(Collected data entries)
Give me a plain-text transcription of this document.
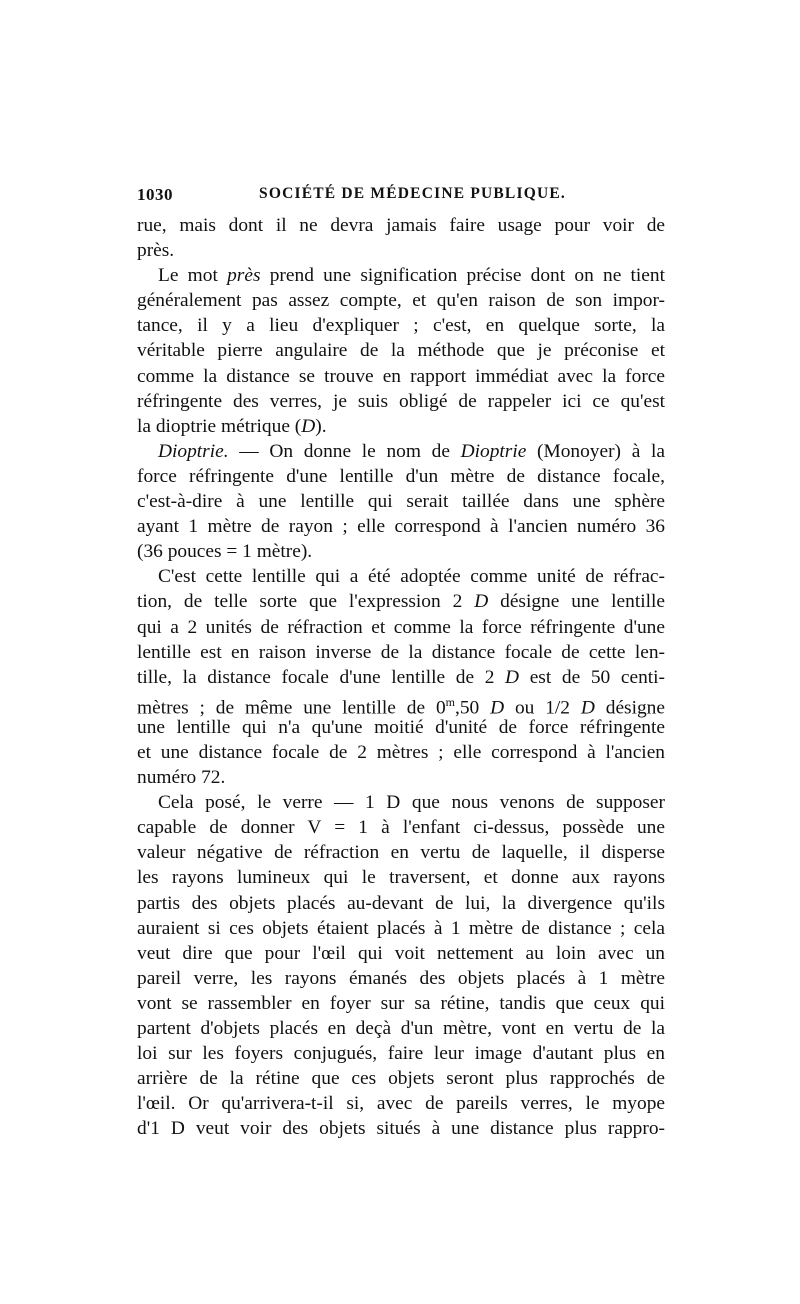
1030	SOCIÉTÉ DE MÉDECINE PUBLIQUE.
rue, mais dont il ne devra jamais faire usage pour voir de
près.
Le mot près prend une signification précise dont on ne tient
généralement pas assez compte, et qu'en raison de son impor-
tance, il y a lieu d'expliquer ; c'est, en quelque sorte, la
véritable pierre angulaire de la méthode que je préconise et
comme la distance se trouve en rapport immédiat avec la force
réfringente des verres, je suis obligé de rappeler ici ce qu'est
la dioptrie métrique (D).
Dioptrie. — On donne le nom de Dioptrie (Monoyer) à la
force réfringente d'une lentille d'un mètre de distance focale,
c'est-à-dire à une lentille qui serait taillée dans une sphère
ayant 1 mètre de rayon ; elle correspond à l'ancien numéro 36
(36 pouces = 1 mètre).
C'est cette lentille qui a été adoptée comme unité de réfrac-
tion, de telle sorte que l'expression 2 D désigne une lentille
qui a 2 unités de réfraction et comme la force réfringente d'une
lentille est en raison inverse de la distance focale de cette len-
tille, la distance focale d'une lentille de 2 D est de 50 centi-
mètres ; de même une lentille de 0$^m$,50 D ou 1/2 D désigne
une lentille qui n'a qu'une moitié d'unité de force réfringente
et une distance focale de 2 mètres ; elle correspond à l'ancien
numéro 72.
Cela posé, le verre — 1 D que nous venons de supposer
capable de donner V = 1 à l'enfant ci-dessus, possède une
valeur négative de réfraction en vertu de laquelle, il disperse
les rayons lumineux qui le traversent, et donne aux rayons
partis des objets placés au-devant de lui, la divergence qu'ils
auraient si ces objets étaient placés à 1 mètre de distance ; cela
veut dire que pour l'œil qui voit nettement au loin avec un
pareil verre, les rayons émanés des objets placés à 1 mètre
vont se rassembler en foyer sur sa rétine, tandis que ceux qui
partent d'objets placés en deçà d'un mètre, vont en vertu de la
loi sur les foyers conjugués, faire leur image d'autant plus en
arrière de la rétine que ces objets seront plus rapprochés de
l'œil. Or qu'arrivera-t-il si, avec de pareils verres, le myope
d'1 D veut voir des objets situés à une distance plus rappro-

...

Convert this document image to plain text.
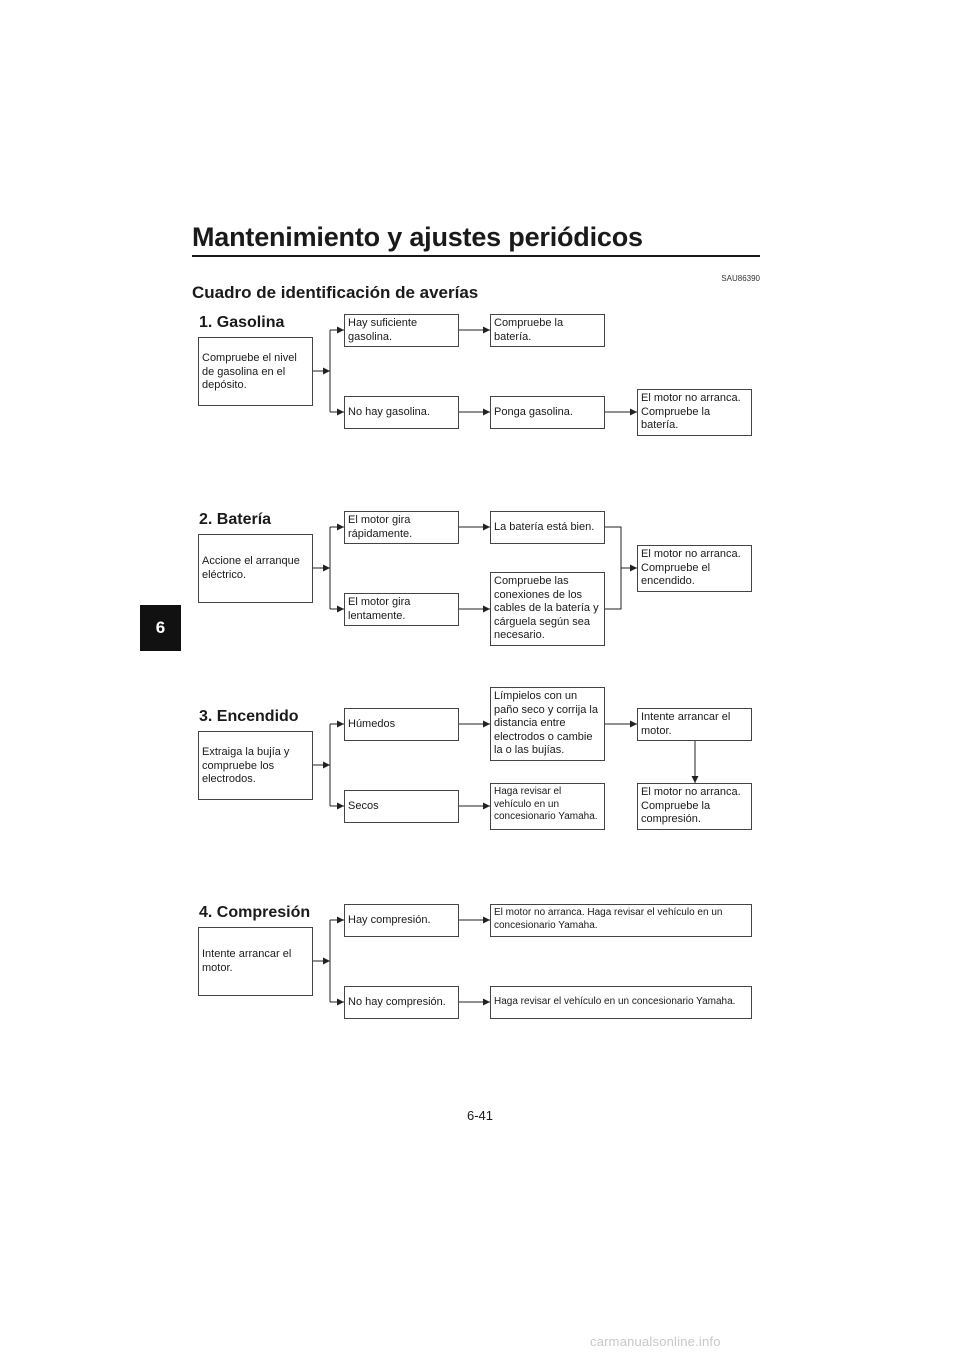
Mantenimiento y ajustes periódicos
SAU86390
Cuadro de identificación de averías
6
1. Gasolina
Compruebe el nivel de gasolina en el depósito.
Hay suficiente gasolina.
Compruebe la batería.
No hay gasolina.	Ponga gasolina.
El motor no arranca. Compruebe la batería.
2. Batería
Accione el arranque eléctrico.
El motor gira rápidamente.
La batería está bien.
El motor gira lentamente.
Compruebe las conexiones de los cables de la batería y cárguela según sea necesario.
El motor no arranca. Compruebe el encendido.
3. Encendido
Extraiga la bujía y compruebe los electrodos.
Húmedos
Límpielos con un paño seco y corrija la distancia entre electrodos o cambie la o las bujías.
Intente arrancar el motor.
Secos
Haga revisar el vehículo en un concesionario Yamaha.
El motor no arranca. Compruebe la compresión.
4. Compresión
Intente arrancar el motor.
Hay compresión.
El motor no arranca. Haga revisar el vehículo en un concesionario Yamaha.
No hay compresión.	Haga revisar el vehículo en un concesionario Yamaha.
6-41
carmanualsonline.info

* * *

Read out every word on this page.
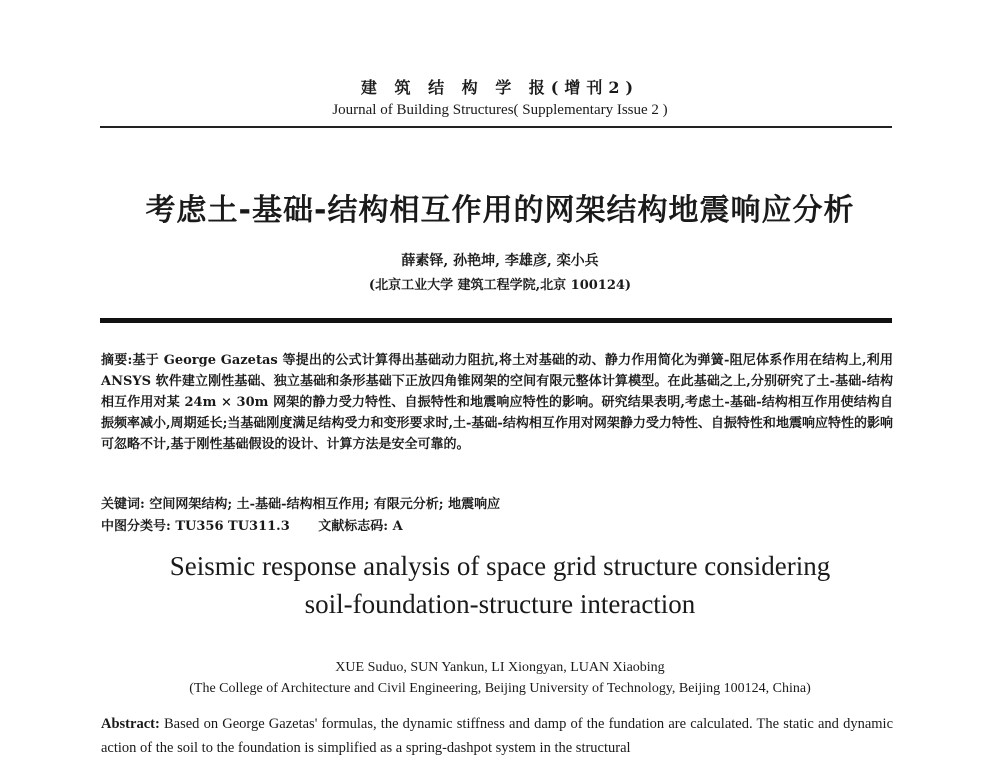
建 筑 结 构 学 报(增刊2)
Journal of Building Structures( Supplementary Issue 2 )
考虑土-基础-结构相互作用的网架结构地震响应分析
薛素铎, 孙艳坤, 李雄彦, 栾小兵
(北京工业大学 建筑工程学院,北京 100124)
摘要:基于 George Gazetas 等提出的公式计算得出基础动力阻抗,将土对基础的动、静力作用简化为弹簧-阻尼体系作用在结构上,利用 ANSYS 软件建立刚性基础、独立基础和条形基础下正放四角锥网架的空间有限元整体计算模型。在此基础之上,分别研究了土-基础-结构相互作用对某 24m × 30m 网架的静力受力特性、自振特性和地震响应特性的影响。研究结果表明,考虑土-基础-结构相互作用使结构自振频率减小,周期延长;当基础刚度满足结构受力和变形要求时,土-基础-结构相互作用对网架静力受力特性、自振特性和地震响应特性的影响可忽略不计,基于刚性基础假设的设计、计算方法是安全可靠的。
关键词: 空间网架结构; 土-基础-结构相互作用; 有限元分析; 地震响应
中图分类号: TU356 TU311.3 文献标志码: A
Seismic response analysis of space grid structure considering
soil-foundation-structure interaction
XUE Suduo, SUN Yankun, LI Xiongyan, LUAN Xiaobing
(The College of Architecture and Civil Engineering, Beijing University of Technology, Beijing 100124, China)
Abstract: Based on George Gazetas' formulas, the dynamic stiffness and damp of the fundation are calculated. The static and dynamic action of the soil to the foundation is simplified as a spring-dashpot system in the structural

STATED EXERCISE -
Show each line of the data that contains the string "Gazetas".

THE REPLY -
摘要:基于 George Gazetas 等提出的公式计算得出基础动力阻抗,将土对基础的动、静力作用简化为弹簧-阻尼体系作用在结构上,利用 ANSYS 软件建立刚性基础、独立基础和条形基础下正放四角锥网架的空间有限元整体计算模型。在此基础之上,分别研究了土-基础-结构相互作用对某 24m × 30m 网架的静力受力特性、自振特性和地震响应特性的影响。研究结果表明,考虑土-基础-结构相互作用使结构自振频率减小,周期延长;当基础刚度满足结构受力和变形要求时,土-基础-结构相互作用对网架静力受力特性、自振特性和地震响应特性的影响可忽略不计,基于刚性基础假设的设计、计算方法是安全可靠的。
Abstract: Based on George Gazetas' formulas, the dynamic stiffness and damp of the fundation are calculated. The static and dynamic action of the soil to the foundation is simplified as a spring-dashpot system in the structural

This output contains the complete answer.